#### What is being asked:
Work through the data line by line, gathering every line that has the word "confirmados".

#### Records for this exercise:
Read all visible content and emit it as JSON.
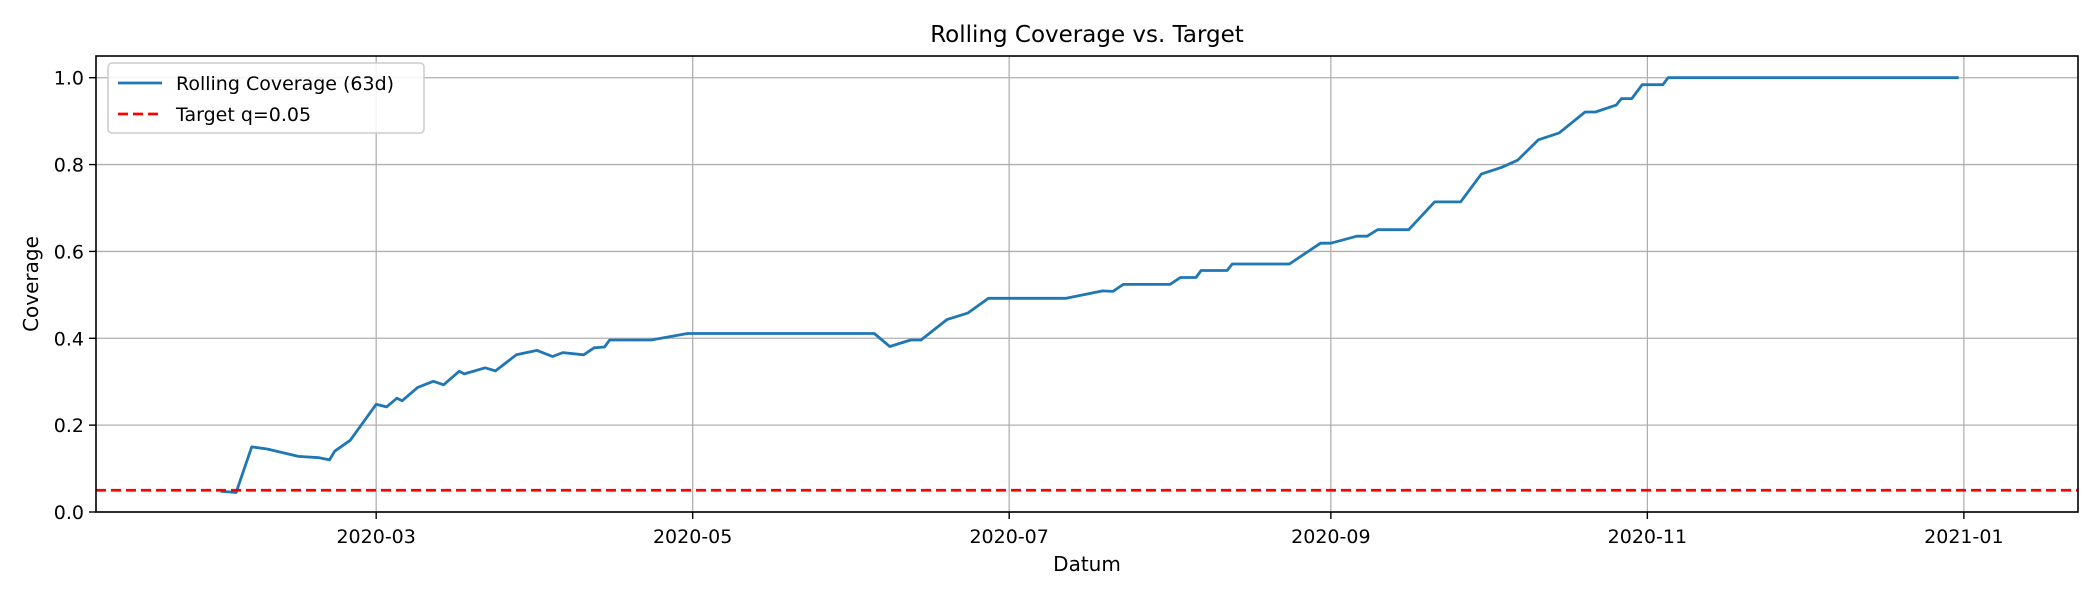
{
  "chart_data": {
    "type": "line",
    "title": "Rolling Coverage vs. Target",
    "xlabel": "Datum",
    "ylabel": "Coverage",
    "xlim": [
      "2020-01-07",
      "2021-01-23"
    ],
    "ylim": [
      0,
      1.05
    ],
    "x_ticks": [
      "2020-03-01",
      "2020-05-01",
      "2020-07-01",
      "2020-09-01",
      "2020-11-01",
      "2021-01-01"
    ],
    "x_tick_labels": [
      "2020-03",
      "2020-05",
      "2020-07",
      "2020-09",
      "2020-11",
      "2021-01"
    ],
    "y_ticks": [
      0.0,
      0.2,
      0.4,
      0.6,
      0.8,
      1.0
    ],
    "y_tick_labels": [
      "0.0",
      "0.2",
      "0.4",
      "0.6",
      "0.8",
      "1.0"
    ],
    "grid": true,
    "legend_position": "upper-left",
    "series": [
      {
        "name": "Rolling Coverage (63d)",
        "color": "#1f77b4",
        "style": "solid",
        "points": [
          [
            "2020-01-31",
            0.048
          ],
          [
            "2020-02-03",
            0.045
          ],
          [
            "2020-02-06",
            0.15
          ],
          [
            "2020-02-09",
            0.145
          ],
          [
            "2020-02-15",
            0.128
          ],
          [
            "2020-02-19",
            0.125
          ],
          [
            "2020-02-21",
            0.12
          ],
          [
            "2020-02-22",
            0.14
          ],
          [
            "2020-02-25",
            0.165
          ],
          [
            "2020-03-01",
            0.248
          ],
          [
            "2020-03-03",
            0.242
          ],
          [
            "2020-03-05",
            0.262
          ],
          [
            "2020-03-06",
            0.256
          ],
          [
            "2020-03-09",
            0.287
          ],
          [
            "2020-03-12",
            0.301
          ],
          [
            "2020-03-14",
            0.293
          ],
          [
            "2020-03-17",
            0.324
          ],
          [
            "2020-03-18",
            0.318
          ],
          [
            "2020-03-22",
            0.332
          ],
          [
            "2020-03-24",
            0.325
          ],
          [
            "2020-03-28",
            0.362
          ],
          [
            "2020-04-01",
            0.372
          ],
          [
            "2020-04-04",
            0.358
          ],
          [
            "2020-04-06",
            0.367
          ],
          [
            "2020-04-10",
            0.362
          ],
          [
            "2020-04-12",
            0.378
          ],
          [
            "2020-04-14",
            0.38
          ],
          [
            "2020-04-15",
            0.396
          ],
          [
            "2020-04-23",
            0.396
          ],
          [
            "2020-04-30",
            0.411
          ],
          [
            "2020-05-08",
            0.411
          ],
          [
            "2020-05-16",
            0.411
          ],
          [
            "2020-06-05",
            0.411
          ],
          [
            "2020-06-08",
            0.381
          ],
          [
            "2020-06-12",
            0.396
          ],
          [
            "2020-06-14",
            0.396
          ],
          [
            "2020-06-19",
            0.443
          ],
          [
            "2020-06-23",
            0.458
          ],
          [
            "2020-06-27",
            0.492
          ],
          [
            "2020-07-04",
            0.492
          ],
          [
            "2020-07-12",
            0.492
          ],
          [
            "2020-07-19",
            0.509
          ],
          [
            "2020-07-21",
            0.508
          ],
          [
            "2020-07-23",
            0.524
          ],
          [
            "2020-07-26",
            0.524
          ],
          [
            "2020-08-01",
            0.524
          ],
          [
            "2020-08-03",
            0.54
          ],
          [
            "2020-08-06",
            0.54
          ],
          [
            "2020-08-07",
            0.556
          ],
          [
            "2020-08-12",
            0.556
          ],
          [
            "2020-08-13",
            0.571
          ],
          [
            "2020-08-17",
            0.571
          ],
          [
            "2020-08-24",
            0.571
          ],
          [
            "2020-08-30",
            0.619
          ],
          [
            "2020-09-01",
            0.619
          ],
          [
            "2020-09-06",
            0.635
          ],
          [
            "2020-09-08",
            0.635
          ],
          [
            "2020-09-10",
            0.65
          ],
          [
            "2020-09-16",
            0.65
          ],
          [
            "2020-09-21",
            0.714
          ],
          [
            "2020-09-26",
            0.714
          ],
          [
            "2020-09-30",
            0.778
          ],
          [
            "2020-10-04",
            0.794
          ],
          [
            "2020-10-07",
            0.81
          ],
          [
            "2020-10-11",
            0.857
          ],
          [
            "2020-10-15",
            0.873
          ],
          [
            "2020-10-20",
            0.921
          ],
          [
            "2020-10-22",
            0.921
          ],
          [
            "2020-10-26",
            0.937
          ],
          [
            "2020-10-27",
            0.952
          ],
          [
            "2020-10-29",
            0.952
          ],
          [
            "2020-10-31",
            0.984
          ],
          [
            "2020-11-04",
            0.984
          ],
          [
            "2020-11-05",
            1.0
          ],
          [
            "2020-12-31",
            1.0
          ]
        ]
      },
      {
        "name": "Target q=0.05",
        "color": "#ff0000",
        "style": "dashed",
        "constant_y": 0.05
      }
    ]
  }
}
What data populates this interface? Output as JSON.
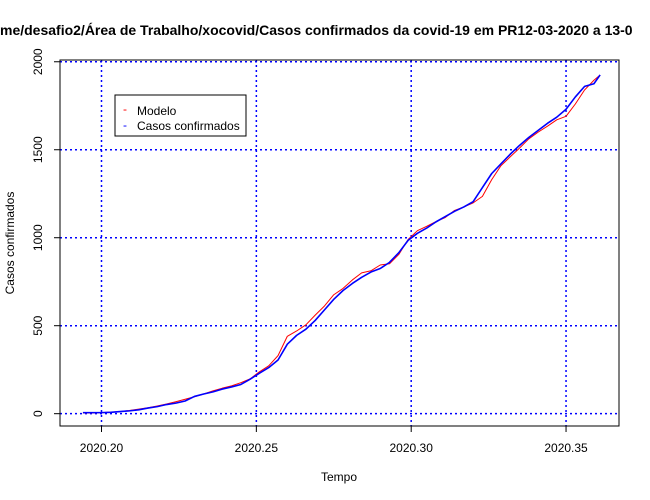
{
  "chart_data": {
    "type": "line",
    "title": "me/desafio2/Área de Trabalho/xocovid/Casos confirmados da covid-19 em PR12-03-2020 a 13-0",
    "xlabel": "Tempo",
    "ylabel": "Casos confirmados",
    "xlim": [
      2020.1866,
      2020.3671
    ],
    "ylim": [
      -70,
      2010
    ],
    "xticks": [
      2020.2,
      2020.25,
      2020.3,
      2020.35
    ],
    "xtick_labels": [
      "2020.20",
      "2020.25",
      "2020.30",
      "2020.35"
    ],
    "yticks": [
      0,
      500,
      1000,
      1500,
      2000
    ],
    "ytick_labels": [
      "0",
      "500",
      "1000",
      "1500",
      "2000"
    ],
    "grid": true,
    "grid_color": "#0000ff",
    "legend_position": "top-left",
    "legend": [
      {
        "label": "Modelo",
        "color": "#ff0000"
      },
      {
        "label": "Casos confirmados",
        "color": "#0000ff"
      }
    ],
    "series": [
      {
        "name": "Modelo",
        "color": "#ff0000",
        "x": [
          2020.194,
          2020.197,
          2020.2,
          2020.203,
          2020.206,
          2020.209,
          2020.212,
          2020.215,
          2020.218,
          2020.221,
          2020.224,
          2020.227,
          2020.23,
          2020.233,
          2020.236,
          2020.239,
          2020.242,
          2020.245,
          2020.248,
          2020.251,
          2020.254,
          2020.257,
          2020.26,
          2020.263,
          2020.266,
          2020.269,
          2020.272,
          2020.275,
          2020.278,
          2020.281,
          2020.284,
          2020.287,
          2020.29,
          2020.293,
          2020.296,
          2020.299,
          2020.302,
          2020.305,
          2020.308,
          2020.311,
          2020.314,
          2020.317,
          2020.32,
          2020.323,
          2020.326,
          2020.329,
          2020.332,
          2020.335,
          2020.338,
          2020.341,
          2020.344,
          2020.347,
          2020.35,
          2020.353,
          2020.356,
          2020.359,
          2020.361
        ],
        "y": [
          4,
          4,
          6,
          9,
          12,
          18,
          26,
          34,
          44,
          55,
          68,
          82,
          96,
          112,
          130,
          145,
          158,
          176,
          198,
          238,
          272,
          330,
          440,
          470,
          505,
          560,
          612,
          676,
          712,
          760,
          800,
          812,
          845,
          852,
          905,
          990,
          1040,
          1065,
          1092,
          1115,
          1155,
          1175,
          1198,
          1235,
          1330,
          1410,
          1460,
          1510,
          1562,
          1600,
          1634,
          1670,
          1690,
          1760,
          1840,
          1895,
          1925
        ]
      },
      {
        "name": "Casos confirmados",
        "color": "#0000ff",
        "x": [
          2020.194,
          2020.197,
          2020.2,
          2020.203,
          2020.206,
          2020.209,
          2020.212,
          2020.215,
          2020.218,
          2020.221,
          2020.224,
          2020.227,
          2020.23,
          2020.233,
          2020.236,
          2020.239,
          2020.242,
          2020.245,
          2020.248,
          2020.251,
          2020.254,
          2020.257,
          2020.26,
          2020.263,
          2020.266,
          2020.269,
          2020.272,
          2020.275,
          2020.278,
          2020.281,
          2020.284,
          2020.287,
          2020.29,
          2020.293,
          2020.296,
          2020.299,
          2020.302,
          2020.305,
          2020.308,
          2020.311,
          2020.314,
          2020.317,
          2020.32,
          2020.323,
          2020.326,
          2020.329,
          2020.332,
          2020.335,
          2020.338,
          2020.341,
          2020.344,
          2020.347,
          2020.35,
          2020.353,
          2020.356,
          2020.359,
          2020.361
        ],
        "y": [
          6,
          6,
          6,
          8,
          12,
          16,
          22,
          32,
          40,
          52,
          60,
          72,
          98,
          112,
          124,
          140,
          152,
          166,
          196,
          230,
          262,
          305,
          395,
          445,
          480,
          530,
          590,
          650,
          700,
          740,
          775,
          805,
          825,
          860,
          915,
          985,
          1025,
          1055,
          1090,
          1120,
          1150,
          1175,
          1205,
          1285,
          1365,
          1420,
          1475,
          1525,
          1570,
          1610,
          1650,
          1685,
          1730,
          1800,
          1860,
          1875,
          1925
        ]
      }
    ]
  }
}
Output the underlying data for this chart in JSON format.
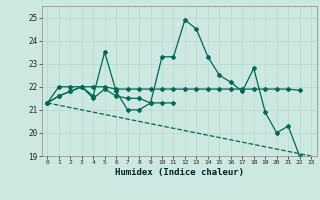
{
  "title": "",
  "xlabel": "Humidex (Indice chaleur)",
  "ylabel": "",
  "bg_color": "#cce8e0",
  "grid_color": "#b8d8d0",
  "line_color": "#006858",
  "x_values": [
    0,
    1,
    2,
    3,
    4,
    5,
    6,
    7,
    8,
    9,
    10,
    11,
    12,
    13,
    14,
    15,
    16,
    17,
    18,
    19,
    20,
    21,
    22,
    23
  ],
  "series1": [
    21.3,
    21.6,
    21.8,
    22.0,
    21.6,
    23.5,
    21.8,
    21.0,
    21.0,
    21.3,
    23.3,
    23.3,
    24.9,
    24.5,
    23.3,
    22.5,
    22.2,
    21.8,
    22.8,
    20.9,
    20.0,
    20.3,
    19.0,
    null
  ],
  "series2": [
    21.3,
    22.0,
    22.0,
    22.0,
    22.0,
    22.0,
    21.9,
    21.9,
    21.9,
    21.9,
    21.9,
    21.9,
    21.9,
    21.9,
    21.9,
    21.9,
    21.9,
    21.9,
    21.9,
    21.9,
    21.9,
    21.9,
    21.85,
    null
  ],
  "series3": [
    21.3,
    21.6,
    21.8,
    22.0,
    21.5,
    21.9,
    21.6,
    21.5,
    21.5,
    21.3,
    21.3,
    21.3,
    null,
    null,
    null,
    null,
    null,
    null,
    null,
    null,
    null,
    null,
    null,
    null
  ],
  "series4_x": [
    0,
    23
  ],
  "series4_y": [
    21.3,
    19.0
  ],
  "ylim": [
    19.0,
    25.5
  ],
  "xlim": [
    -0.5,
    23.5
  ]
}
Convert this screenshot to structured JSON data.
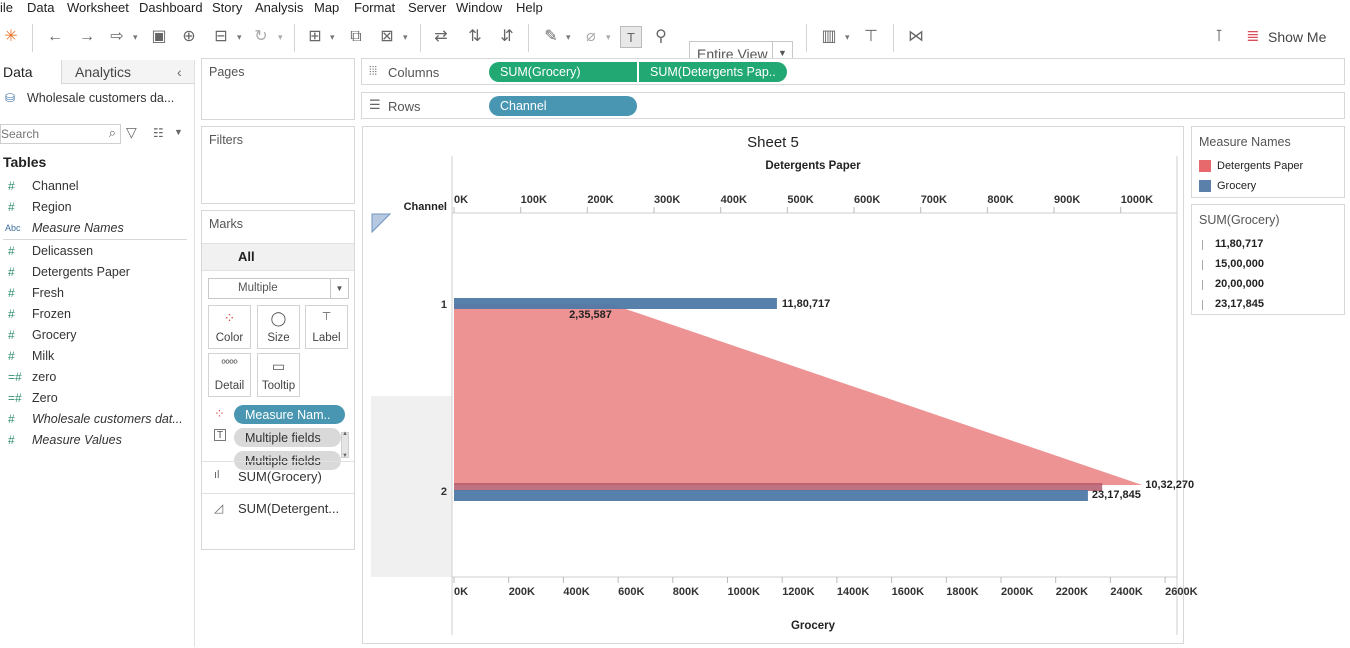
{
  "menu": [
    "ile",
    "Data",
    "Worksheet",
    "Dashboard",
    "Story",
    "Analysis",
    "Map",
    "Format",
    "Server",
    "Window",
    "Help"
  ],
  "toolbar": {
    "view_mode": "Entire View",
    "show_me": "Show Me"
  },
  "left_pane": {
    "tabs": {
      "data": "Data",
      "analytics": "Analytics"
    },
    "datasource": "Wholesale customers da...",
    "search_placeholder": "Search",
    "tables_heading": "Tables",
    "fields": [
      {
        "name": "Channel",
        "type": "measure"
      },
      {
        "name": "Region",
        "type": "measure"
      },
      {
        "name": "Measure Names",
        "type": "text",
        "italic": true
      },
      {
        "name": "Delicassen",
        "type": "measure"
      },
      {
        "name": "Detergents Paper",
        "type": "measure"
      },
      {
        "name": "Fresh",
        "type": "measure"
      },
      {
        "name": "Frozen",
        "type": "measure"
      },
      {
        "name": "Grocery",
        "type": "measure"
      },
      {
        "name": "Milk",
        "type": "measure"
      },
      {
        "name": "zero",
        "type": "calc"
      },
      {
        "name": "Zero",
        "type": "calc"
      },
      {
        "name": "Wholesale customers dat...",
        "type": "measure",
        "italic": true
      },
      {
        "name": "Measure Values",
        "type": "measure",
        "italic": true
      }
    ]
  },
  "cards": {
    "pages": "Pages",
    "filters": "Filters",
    "marks": "Marks",
    "marks_all": "All",
    "mark_type": "Multiple",
    "mark_buttons": {
      "color": "Color",
      "size": "Size",
      "label": "Label",
      "detail": "Detail",
      "tooltip": "Tooltip"
    },
    "mark_pills": [
      "Measure Nam..",
      "Multiple fields",
      "Multiple fields"
    ],
    "mark_layers": [
      "SUM(Grocery)",
      "SUM(Detergent..."
    ]
  },
  "shelves": {
    "columns_label": "Columns",
    "rows_label": "Rows",
    "columns": [
      "SUM(Grocery)",
      "SUM(Detergents Pap.."
    ],
    "rows": [
      "Channel"
    ]
  },
  "legends": {
    "color_title": "Measure Names",
    "color_items": [
      {
        "label": "Detergents Paper",
        "color": "#e8696b"
      },
      {
        "label": "Grocery",
        "color": "#5b80a9"
      }
    ],
    "size_title": "SUM(Grocery)",
    "size_items": [
      "11,80,717",
      "15,00,000",
      "20,00,000",
      "23,17,845"
    ]
  },
  "chart_data": {
    "type": "bar",
    "title": "Sheet 5",
    "row_header": "Channel",
    "categories": [
      "1",
      "2"
    ],
    "top_axis": {
      "label": "Detergents Paper",
      "ticks": [
        0,
        100000,
        200000,
        300000,
        400000,
        500000,
        600000,
        700000,
        800000,
        900000,
        1000000
      ],
      "tick_labels": [
        "0K",
        "100K",
        "200K",
        "300K",
        "400K",
        "500K",
        "600K",
        "700K",
        "800K",
        "900K",
        "1000K"
      ],
      "range": [
        0,
        1080000
      ]
    },
    "bottom_axis": {
      "label": "Grocery",
      "ticks": [
        0,
        200000,
        400000,
        600000,
        800000,
        1000000,
        1200000,
        1400000,
        1600000,
        1800000,
        2000000,
        2200000,
        2400000,
        2600000
      ],
      "tick_labels": [
        "0K",
        "200K",
        "400K",
        "600K",
        "800K",
        "1000K",
        "1200K",
        "1400K",
        "1600K",
        "1800K",
        "2000K",
        "2200K",
        "2400K",
        "2600K"
      ],
      "range": [
        0,
        2650000
      ]
    },
    "series": [
      {
        "name": "Grocery",
        "mark": "bar",
        "axis": "bottom",
        "color": "#4e79a7",
        "values": [
          1180717,
          2317845
        ],
        "labels": [
          "11,80,717",
          "23,17,845"
        ]
      },
      {
        "name": "Detergents Paper",
        "mark": "area",
        "axis": "top",
        "color": "#e8696b",
        "values": [
          235587,
          1032270
        ],
        "labels": [
          "2,35,587",
          "10,32,270"
        ]
      }
    ]
  }
}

#### Exercise answer:
    "title": "me/desafio2/Área de Trabalho/xocovid/Casos confirmados da covid-19 em PR12-03-2020 a 13-0",
    "ylabel": "Casos confirmados",
        "label": "Casos confirmados",
        "name": "Casos confirmados",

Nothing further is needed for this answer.